Items:
################

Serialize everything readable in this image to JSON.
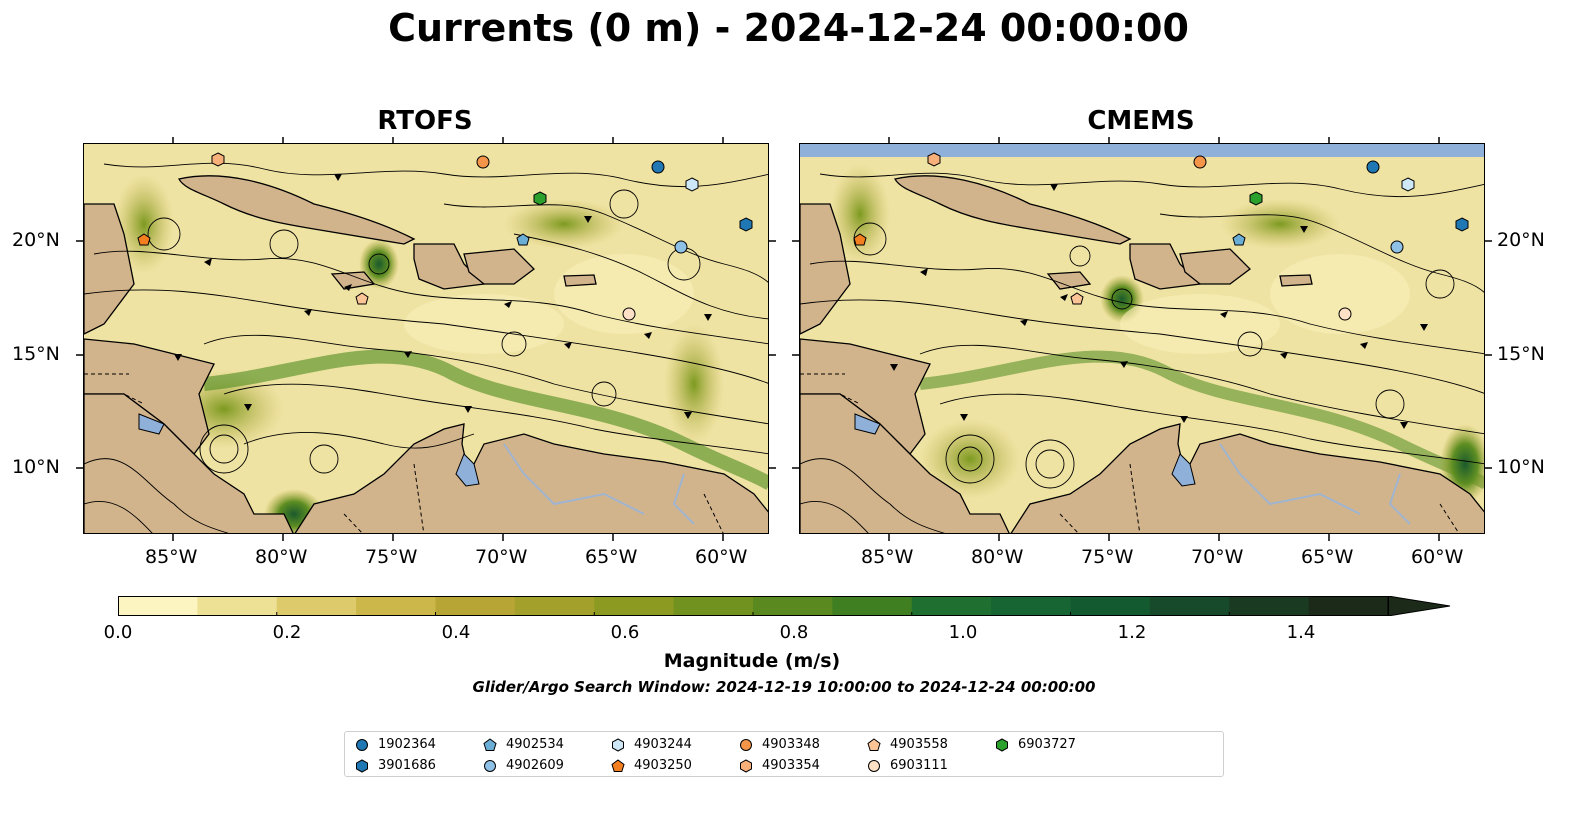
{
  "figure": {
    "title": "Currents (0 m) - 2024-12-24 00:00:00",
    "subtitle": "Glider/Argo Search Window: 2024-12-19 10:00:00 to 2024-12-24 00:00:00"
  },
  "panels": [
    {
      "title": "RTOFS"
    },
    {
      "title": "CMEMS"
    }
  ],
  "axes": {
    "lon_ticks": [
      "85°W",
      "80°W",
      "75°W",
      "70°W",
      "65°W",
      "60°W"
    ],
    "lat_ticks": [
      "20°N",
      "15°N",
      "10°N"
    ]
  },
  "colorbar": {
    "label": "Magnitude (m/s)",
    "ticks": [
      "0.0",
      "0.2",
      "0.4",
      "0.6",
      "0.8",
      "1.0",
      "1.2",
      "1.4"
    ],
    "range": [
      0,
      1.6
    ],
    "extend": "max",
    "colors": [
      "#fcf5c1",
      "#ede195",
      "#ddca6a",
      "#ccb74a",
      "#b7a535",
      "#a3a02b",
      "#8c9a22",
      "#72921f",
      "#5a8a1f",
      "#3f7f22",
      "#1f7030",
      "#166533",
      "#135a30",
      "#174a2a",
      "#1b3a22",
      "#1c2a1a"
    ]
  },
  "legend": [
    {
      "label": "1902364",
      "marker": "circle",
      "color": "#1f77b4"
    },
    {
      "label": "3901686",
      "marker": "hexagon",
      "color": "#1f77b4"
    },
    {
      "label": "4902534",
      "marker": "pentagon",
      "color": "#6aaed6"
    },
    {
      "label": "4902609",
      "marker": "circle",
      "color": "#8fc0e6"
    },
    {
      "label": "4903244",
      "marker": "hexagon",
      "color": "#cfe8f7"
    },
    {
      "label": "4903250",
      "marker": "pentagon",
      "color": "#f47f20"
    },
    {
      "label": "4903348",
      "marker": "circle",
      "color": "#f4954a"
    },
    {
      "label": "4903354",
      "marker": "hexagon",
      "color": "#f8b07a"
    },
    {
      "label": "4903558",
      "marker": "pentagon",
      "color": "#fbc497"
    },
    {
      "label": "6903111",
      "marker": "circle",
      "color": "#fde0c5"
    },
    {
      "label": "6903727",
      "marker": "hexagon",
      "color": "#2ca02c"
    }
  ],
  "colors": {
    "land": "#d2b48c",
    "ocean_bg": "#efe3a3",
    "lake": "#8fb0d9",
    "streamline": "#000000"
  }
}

################

What you need to do:
Filter the records above for lines containing the word "label", and copy those lines.

Expected answer:
    "label": "Magnitude (m/s)",
      "label": "1902364",
      "label": "3901686",
      "label": "4902534",
      "label": "4902609",
      "label": "4903244",
      "label": "4903250",
      "label": "4903348",
      "label": "4903354",
      "label": "4903558",
      "label": "6903111",
      "label": "6903727",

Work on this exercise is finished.